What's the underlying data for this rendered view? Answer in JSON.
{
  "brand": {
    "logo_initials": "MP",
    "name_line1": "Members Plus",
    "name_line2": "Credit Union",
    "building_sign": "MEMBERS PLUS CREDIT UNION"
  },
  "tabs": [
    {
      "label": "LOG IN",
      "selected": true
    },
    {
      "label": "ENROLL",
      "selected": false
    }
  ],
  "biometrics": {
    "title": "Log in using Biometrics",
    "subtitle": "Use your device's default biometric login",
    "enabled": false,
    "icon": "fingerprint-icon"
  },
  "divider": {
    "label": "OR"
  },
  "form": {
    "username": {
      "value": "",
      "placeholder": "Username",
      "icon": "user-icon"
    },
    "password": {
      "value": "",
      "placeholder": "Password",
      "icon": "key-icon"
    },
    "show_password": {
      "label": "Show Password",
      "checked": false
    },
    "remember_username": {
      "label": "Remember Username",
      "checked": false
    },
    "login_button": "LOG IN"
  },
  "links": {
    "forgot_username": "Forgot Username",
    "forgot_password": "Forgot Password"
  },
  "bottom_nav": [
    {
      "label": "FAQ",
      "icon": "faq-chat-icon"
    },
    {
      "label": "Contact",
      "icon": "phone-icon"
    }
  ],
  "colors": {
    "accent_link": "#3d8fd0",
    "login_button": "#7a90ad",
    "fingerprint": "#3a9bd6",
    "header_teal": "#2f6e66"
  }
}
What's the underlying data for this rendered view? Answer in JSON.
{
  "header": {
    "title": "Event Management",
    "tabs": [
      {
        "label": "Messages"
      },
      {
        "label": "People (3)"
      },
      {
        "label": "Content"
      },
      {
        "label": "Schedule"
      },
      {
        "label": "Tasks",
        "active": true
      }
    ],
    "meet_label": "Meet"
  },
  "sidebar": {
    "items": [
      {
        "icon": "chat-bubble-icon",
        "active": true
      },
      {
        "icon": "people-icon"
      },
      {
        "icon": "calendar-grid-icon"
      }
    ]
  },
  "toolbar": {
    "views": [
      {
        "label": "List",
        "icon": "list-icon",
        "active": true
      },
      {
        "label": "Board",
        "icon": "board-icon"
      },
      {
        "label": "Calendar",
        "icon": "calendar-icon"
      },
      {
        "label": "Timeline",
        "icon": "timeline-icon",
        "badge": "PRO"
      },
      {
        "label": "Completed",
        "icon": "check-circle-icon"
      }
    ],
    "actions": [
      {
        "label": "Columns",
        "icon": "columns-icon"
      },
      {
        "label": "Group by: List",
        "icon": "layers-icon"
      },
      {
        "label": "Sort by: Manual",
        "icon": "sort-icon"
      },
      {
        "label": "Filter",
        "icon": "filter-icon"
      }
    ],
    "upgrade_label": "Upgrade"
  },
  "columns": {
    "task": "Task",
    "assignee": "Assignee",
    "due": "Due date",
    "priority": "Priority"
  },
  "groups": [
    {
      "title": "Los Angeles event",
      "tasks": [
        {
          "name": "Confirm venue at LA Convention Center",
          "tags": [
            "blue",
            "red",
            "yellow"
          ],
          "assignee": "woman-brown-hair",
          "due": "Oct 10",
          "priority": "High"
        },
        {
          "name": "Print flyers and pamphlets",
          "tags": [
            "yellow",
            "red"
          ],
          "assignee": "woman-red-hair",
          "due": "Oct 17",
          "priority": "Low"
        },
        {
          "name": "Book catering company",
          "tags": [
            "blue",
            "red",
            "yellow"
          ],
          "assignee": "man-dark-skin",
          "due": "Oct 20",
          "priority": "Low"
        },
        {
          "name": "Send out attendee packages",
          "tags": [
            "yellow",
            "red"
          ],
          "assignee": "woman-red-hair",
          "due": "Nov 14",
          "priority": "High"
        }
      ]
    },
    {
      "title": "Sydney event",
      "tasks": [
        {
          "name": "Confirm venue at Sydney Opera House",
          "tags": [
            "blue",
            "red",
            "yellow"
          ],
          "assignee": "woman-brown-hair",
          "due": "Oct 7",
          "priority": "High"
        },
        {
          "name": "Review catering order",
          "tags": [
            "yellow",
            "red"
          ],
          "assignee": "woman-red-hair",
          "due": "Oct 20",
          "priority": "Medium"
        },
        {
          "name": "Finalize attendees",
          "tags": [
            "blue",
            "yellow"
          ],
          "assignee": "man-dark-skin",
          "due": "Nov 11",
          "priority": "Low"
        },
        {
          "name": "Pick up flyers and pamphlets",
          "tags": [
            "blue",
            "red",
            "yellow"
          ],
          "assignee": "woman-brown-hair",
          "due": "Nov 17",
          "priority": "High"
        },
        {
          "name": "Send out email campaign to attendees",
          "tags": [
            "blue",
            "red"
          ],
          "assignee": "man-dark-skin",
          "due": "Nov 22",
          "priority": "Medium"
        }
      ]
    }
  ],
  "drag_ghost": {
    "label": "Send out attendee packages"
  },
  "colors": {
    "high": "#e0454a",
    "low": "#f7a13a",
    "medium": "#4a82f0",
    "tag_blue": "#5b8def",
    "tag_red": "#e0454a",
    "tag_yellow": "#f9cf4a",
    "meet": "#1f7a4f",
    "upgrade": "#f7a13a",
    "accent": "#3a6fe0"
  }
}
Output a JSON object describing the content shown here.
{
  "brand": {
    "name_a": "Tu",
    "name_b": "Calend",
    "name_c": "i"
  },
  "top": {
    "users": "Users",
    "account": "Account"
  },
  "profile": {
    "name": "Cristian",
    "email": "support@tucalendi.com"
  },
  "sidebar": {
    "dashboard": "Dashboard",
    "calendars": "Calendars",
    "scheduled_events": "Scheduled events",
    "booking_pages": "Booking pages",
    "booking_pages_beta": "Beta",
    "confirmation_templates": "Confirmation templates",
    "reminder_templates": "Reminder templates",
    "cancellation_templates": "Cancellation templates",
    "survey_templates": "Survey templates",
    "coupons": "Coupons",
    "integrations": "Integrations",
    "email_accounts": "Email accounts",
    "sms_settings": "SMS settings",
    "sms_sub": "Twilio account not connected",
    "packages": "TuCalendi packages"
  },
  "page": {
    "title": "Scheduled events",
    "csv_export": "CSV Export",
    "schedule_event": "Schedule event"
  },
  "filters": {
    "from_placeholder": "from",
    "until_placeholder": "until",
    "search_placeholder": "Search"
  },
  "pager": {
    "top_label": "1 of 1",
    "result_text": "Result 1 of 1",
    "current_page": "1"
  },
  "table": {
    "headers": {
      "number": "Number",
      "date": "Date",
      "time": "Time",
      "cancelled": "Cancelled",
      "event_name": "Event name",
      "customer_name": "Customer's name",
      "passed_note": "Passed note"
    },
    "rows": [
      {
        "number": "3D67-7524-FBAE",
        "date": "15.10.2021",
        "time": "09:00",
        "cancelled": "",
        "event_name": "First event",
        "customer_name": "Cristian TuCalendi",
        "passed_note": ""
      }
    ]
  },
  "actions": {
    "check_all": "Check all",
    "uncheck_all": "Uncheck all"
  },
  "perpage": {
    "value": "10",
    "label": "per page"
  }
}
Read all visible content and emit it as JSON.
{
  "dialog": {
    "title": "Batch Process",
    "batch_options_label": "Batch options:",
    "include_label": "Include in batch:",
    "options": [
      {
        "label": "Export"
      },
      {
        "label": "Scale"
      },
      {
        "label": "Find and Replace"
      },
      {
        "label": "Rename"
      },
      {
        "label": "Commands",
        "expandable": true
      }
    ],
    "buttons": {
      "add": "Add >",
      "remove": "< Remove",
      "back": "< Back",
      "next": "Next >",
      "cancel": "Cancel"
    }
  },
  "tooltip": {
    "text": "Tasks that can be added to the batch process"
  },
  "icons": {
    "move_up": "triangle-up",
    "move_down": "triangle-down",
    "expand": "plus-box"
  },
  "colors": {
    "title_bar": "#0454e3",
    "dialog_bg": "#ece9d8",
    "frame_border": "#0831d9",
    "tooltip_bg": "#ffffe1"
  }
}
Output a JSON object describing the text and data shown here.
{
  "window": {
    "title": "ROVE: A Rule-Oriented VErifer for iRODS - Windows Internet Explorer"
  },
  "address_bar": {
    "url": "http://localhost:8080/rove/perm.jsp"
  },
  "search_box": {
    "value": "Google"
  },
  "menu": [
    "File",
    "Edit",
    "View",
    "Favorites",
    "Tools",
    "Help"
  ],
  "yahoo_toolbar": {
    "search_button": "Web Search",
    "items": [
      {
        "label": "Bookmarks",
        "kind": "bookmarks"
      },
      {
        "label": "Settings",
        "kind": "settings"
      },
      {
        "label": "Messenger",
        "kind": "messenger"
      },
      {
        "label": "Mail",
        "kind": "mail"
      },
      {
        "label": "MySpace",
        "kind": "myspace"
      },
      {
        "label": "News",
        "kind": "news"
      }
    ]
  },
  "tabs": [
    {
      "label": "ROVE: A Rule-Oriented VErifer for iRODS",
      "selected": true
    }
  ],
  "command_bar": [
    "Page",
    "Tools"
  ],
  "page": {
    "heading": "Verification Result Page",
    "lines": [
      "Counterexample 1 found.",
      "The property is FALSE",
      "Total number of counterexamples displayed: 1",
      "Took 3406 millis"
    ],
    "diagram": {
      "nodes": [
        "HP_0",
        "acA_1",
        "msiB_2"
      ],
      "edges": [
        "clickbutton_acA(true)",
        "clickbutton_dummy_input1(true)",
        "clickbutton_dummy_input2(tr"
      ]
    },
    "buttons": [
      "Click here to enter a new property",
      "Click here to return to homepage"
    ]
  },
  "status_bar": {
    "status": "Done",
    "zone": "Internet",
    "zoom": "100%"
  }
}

* [Work to do]: Above are the records. Identify each line that contains the word "attendees".

* [Expected answer]:
          "name": "Finalize attendees",
          "name": "Send out email campaign to attendees",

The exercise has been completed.